### Work required
Report each line of the data that includes the word "this".
● ● ●
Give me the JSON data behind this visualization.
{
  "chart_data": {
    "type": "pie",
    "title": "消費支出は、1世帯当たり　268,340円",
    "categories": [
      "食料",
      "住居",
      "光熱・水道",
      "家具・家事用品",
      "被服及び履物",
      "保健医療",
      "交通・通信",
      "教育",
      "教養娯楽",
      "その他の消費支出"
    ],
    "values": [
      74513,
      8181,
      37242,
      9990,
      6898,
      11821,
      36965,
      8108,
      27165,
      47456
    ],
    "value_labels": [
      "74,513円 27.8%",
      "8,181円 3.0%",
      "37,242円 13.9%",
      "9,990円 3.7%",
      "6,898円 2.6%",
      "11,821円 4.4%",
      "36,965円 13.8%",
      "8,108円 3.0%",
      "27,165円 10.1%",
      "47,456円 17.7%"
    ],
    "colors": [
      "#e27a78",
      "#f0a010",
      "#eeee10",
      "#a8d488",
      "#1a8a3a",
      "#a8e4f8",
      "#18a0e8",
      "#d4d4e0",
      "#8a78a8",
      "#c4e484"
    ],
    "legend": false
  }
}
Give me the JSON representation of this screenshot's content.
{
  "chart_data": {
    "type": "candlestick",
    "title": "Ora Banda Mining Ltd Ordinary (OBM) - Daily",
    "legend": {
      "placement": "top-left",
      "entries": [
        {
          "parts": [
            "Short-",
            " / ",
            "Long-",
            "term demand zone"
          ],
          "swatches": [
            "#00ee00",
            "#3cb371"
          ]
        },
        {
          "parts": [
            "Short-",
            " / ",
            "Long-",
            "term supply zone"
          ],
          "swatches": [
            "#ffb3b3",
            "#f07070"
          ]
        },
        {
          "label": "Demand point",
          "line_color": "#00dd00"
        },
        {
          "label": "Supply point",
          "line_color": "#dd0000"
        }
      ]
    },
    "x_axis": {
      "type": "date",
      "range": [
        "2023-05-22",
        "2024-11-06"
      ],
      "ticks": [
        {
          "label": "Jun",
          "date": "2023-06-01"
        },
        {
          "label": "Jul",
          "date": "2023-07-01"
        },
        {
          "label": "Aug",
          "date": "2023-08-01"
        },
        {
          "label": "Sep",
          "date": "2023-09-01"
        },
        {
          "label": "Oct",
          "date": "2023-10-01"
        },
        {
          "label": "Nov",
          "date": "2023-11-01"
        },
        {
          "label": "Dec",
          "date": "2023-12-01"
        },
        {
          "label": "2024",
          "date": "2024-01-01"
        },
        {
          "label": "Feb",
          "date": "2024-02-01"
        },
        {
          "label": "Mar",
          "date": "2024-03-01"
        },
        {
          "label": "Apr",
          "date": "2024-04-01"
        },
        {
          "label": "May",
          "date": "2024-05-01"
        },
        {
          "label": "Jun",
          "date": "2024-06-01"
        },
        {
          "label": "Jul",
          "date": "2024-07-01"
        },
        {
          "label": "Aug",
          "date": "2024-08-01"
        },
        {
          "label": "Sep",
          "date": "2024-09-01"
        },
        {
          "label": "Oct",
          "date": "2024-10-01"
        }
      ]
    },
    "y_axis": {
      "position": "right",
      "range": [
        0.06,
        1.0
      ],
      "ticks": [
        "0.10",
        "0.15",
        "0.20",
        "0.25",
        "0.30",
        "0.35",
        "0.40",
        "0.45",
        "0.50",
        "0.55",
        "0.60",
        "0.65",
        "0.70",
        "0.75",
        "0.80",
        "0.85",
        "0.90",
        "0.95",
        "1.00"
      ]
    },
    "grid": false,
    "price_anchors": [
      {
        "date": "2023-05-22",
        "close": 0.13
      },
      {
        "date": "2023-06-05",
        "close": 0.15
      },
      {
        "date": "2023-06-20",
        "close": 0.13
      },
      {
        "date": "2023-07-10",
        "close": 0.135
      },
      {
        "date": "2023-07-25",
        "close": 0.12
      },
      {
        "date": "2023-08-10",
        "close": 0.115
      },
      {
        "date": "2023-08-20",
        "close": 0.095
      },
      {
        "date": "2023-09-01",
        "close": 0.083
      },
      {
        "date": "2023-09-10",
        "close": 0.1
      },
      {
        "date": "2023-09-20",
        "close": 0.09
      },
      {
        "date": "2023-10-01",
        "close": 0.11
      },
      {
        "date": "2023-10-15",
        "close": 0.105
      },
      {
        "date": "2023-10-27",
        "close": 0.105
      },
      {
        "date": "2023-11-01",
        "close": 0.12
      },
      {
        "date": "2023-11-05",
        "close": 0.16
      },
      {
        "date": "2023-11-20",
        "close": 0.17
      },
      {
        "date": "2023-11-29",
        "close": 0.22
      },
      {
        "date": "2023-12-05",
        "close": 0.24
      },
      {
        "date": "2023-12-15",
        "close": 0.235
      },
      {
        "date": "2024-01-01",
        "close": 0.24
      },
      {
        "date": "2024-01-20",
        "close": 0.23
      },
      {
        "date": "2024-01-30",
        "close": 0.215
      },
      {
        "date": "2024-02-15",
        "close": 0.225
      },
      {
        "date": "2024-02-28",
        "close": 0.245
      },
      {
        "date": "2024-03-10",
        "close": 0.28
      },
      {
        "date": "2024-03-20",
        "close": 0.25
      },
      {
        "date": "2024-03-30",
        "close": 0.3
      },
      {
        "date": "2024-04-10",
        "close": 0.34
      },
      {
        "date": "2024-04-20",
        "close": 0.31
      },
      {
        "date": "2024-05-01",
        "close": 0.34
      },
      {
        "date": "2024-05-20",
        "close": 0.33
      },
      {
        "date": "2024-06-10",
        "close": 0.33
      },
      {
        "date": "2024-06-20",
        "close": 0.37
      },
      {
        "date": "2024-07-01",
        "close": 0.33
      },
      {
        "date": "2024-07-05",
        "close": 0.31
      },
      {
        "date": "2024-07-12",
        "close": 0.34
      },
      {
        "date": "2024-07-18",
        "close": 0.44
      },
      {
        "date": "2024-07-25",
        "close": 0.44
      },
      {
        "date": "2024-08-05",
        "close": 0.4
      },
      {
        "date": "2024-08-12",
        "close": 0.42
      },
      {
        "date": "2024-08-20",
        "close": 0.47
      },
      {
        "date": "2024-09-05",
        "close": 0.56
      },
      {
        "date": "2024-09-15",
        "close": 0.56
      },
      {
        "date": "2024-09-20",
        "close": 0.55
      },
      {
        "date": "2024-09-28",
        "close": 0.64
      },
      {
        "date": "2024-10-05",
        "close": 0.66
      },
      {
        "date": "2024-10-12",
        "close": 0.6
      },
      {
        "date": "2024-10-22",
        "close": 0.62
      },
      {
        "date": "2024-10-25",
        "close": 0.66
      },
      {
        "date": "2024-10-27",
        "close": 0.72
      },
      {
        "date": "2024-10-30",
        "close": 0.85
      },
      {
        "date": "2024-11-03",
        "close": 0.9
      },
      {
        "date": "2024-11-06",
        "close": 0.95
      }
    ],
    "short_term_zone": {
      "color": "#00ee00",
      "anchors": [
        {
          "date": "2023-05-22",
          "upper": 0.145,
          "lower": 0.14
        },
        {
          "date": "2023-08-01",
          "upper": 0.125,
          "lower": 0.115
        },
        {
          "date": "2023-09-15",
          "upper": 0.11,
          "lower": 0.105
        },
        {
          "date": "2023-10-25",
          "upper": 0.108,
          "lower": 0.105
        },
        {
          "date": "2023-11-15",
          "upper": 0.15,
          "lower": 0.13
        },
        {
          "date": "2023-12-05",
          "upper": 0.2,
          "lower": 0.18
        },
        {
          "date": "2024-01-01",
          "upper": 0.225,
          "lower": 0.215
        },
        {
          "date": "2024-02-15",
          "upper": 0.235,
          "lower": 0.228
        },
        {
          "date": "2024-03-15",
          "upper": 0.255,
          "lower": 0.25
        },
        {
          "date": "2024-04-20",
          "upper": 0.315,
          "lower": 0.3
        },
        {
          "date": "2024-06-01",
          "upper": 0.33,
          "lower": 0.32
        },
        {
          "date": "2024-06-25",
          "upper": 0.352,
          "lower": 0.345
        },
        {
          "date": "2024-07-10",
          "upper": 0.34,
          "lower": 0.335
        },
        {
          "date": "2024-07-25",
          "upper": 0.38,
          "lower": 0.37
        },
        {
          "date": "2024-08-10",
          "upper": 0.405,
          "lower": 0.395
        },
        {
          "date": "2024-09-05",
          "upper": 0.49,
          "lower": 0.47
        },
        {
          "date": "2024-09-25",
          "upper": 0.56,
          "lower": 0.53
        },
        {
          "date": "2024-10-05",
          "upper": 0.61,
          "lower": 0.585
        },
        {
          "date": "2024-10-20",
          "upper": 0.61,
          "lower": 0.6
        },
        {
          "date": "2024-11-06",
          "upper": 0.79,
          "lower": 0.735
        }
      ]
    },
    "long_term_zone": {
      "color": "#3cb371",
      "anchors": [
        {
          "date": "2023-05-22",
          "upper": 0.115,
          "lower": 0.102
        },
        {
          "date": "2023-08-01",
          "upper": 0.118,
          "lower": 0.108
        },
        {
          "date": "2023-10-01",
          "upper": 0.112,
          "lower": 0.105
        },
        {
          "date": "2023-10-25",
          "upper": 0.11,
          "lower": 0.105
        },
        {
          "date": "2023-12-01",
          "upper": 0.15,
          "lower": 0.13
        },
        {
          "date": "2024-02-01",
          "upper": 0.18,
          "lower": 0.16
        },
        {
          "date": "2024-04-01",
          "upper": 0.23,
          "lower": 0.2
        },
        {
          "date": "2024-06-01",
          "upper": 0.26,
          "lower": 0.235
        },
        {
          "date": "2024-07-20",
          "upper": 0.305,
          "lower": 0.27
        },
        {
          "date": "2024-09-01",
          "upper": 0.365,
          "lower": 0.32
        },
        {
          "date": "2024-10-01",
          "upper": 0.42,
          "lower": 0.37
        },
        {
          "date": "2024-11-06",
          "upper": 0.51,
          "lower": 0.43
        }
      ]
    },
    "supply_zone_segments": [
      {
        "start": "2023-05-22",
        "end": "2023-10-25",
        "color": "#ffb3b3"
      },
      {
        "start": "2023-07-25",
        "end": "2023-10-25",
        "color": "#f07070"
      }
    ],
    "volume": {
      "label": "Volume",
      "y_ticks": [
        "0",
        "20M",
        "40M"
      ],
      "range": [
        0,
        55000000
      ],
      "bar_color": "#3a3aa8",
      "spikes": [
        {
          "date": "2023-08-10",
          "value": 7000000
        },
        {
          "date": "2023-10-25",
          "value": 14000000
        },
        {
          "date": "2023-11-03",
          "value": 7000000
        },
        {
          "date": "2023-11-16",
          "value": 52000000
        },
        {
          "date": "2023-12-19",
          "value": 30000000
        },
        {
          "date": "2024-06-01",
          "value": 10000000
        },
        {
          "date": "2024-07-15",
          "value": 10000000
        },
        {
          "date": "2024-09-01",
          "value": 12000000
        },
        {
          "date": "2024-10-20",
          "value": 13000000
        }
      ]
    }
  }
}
● ● ●
### Correct output
Give me the JSON data behind this visualization.
Give me the JSON representation of this screenshot's content.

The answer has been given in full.